### INSTRUCTIONS TO FOLLOW
Copy each line of the entries that contains the word "title".

### EXERCISE INPUT
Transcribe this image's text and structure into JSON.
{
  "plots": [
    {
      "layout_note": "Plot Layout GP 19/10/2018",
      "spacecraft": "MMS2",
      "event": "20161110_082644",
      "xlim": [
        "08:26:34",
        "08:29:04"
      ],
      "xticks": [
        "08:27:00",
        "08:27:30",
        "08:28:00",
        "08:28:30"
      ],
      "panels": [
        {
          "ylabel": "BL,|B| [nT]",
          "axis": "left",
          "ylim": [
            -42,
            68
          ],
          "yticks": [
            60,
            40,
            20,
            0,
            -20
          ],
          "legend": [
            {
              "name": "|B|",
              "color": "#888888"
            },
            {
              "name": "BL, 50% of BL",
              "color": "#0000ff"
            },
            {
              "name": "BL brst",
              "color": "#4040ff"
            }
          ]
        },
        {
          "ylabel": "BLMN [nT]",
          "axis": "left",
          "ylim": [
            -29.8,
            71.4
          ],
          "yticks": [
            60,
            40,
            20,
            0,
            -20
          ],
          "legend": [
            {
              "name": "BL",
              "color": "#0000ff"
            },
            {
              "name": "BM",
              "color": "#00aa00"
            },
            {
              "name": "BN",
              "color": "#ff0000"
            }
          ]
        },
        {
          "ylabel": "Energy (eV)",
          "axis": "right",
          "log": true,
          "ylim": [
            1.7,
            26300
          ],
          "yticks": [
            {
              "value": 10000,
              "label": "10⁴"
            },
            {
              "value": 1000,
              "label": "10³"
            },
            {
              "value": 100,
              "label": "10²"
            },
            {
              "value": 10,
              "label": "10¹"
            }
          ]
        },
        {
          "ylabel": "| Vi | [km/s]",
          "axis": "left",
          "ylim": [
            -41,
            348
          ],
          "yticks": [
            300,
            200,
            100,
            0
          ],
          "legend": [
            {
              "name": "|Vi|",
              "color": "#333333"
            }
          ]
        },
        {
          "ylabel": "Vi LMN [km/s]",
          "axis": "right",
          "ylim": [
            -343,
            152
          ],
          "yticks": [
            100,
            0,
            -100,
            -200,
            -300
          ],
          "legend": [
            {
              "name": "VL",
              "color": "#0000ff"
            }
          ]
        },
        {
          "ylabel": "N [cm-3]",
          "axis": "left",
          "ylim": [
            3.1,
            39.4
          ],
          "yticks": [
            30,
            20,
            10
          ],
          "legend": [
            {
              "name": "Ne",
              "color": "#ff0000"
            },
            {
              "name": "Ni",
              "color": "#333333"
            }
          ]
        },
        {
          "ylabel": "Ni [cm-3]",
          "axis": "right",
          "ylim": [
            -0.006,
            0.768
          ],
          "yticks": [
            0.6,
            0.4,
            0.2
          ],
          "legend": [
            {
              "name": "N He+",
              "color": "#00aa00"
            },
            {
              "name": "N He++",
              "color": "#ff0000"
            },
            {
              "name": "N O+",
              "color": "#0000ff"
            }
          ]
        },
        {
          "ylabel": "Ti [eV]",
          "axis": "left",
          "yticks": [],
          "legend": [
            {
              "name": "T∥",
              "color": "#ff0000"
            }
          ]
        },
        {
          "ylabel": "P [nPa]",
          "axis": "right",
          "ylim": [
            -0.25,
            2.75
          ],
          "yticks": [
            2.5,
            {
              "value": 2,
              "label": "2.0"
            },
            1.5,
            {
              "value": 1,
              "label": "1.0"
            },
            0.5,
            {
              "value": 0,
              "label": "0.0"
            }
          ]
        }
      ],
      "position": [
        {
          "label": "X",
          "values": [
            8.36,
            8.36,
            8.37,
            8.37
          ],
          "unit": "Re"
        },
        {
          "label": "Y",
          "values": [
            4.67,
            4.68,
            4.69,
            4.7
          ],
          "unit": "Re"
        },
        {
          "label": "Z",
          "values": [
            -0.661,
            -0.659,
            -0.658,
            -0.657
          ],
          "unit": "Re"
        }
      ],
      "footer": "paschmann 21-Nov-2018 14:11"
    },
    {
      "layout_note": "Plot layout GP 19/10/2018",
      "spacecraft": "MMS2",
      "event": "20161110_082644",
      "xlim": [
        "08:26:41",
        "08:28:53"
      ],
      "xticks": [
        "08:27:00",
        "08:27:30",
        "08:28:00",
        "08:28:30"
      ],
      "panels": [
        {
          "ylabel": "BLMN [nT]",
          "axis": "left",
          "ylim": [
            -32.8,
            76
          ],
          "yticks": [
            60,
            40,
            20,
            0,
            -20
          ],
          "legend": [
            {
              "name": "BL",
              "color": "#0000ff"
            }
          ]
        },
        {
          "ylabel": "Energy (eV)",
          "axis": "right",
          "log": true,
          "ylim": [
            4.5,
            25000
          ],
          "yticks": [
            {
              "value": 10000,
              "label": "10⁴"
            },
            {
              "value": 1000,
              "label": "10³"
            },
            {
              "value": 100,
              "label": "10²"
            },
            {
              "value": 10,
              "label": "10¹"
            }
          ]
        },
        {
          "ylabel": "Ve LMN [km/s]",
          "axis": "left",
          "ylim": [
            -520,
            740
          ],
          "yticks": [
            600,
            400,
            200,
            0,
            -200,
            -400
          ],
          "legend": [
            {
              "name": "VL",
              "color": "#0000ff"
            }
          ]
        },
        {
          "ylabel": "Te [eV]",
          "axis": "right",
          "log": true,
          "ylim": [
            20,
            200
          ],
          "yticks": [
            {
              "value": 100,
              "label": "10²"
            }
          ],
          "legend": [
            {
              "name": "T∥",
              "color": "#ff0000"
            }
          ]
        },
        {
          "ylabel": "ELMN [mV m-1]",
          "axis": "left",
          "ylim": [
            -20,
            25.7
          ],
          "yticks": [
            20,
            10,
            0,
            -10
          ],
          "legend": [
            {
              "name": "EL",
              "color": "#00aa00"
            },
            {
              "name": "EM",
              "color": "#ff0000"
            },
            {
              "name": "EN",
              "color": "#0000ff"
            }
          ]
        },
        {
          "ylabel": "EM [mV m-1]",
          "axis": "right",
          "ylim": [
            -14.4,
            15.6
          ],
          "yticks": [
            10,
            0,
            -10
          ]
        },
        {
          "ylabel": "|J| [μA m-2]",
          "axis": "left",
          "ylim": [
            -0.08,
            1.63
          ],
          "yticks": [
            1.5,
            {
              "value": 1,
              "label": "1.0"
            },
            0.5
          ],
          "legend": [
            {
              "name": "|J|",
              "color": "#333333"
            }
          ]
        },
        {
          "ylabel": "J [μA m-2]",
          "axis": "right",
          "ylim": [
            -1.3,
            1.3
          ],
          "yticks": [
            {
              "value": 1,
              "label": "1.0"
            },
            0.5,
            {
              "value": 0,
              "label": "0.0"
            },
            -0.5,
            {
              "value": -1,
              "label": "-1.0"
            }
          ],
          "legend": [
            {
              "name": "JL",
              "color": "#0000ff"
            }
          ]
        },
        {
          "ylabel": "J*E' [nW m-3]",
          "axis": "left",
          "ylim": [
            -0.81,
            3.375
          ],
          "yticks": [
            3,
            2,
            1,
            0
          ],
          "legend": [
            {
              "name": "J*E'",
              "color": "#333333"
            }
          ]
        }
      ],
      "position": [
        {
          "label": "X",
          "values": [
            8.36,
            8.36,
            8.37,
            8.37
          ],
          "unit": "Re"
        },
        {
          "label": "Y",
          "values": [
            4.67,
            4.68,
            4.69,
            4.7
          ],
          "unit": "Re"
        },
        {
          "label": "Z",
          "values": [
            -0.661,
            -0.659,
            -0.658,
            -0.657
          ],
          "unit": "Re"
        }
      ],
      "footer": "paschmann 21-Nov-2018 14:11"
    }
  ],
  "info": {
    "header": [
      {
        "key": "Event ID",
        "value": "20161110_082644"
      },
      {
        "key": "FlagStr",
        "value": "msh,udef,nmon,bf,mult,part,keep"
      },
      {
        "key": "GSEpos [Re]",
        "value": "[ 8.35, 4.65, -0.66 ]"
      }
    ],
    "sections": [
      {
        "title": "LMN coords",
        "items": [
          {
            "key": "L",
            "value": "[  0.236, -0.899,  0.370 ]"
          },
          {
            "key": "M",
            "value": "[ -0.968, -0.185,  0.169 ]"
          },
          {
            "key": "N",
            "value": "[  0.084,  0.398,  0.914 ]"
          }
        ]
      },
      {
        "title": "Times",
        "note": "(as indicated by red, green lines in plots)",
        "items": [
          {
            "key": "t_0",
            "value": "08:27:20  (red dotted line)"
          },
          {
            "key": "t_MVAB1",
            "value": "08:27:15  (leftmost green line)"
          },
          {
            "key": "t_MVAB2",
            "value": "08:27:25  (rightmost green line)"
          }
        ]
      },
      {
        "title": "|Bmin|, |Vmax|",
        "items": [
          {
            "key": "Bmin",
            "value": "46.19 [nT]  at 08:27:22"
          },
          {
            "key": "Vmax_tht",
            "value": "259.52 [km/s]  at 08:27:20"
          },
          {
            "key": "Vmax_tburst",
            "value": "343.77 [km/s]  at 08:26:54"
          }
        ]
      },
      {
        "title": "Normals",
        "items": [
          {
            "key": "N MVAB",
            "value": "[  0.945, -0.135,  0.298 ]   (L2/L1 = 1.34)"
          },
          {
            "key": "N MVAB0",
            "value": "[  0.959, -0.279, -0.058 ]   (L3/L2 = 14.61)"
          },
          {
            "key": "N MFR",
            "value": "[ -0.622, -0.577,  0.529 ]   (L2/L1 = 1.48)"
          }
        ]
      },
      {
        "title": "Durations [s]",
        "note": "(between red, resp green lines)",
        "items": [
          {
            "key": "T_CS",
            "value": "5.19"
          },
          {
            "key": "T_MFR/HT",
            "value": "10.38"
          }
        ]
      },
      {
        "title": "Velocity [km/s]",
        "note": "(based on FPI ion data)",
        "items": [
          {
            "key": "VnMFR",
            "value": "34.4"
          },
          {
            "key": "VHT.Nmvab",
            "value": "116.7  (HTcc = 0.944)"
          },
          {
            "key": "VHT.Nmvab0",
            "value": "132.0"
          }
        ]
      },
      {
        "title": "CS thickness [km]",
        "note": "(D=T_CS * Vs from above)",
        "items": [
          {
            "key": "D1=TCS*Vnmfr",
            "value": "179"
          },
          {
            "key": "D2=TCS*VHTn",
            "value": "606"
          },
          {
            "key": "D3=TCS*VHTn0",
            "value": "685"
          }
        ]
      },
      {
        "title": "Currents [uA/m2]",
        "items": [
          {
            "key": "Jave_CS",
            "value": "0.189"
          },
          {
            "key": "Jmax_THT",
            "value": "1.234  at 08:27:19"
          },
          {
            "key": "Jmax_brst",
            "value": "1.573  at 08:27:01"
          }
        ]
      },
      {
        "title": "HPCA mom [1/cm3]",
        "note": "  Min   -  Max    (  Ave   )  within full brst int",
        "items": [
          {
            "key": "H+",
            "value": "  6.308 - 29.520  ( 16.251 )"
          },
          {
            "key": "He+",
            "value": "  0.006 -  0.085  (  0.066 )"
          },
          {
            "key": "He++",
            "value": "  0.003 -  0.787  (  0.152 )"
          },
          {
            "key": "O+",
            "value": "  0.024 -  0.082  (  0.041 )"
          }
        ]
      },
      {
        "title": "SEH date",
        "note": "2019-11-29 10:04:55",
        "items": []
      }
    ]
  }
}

### THE REPLY
        "title": "LMN coords",
        "title": "Times",
        "title": "|Bmin|, |Vmax|",
        "title": "Normals",
        "title": "Durations [s]",
        "title": "Velocity [km/s]",
        "title": "CS thickness [km]",
        "title": "Currents [uA/m2]",
        "title": "HPCA mom [1/cm3]",
        "title": "SEH date",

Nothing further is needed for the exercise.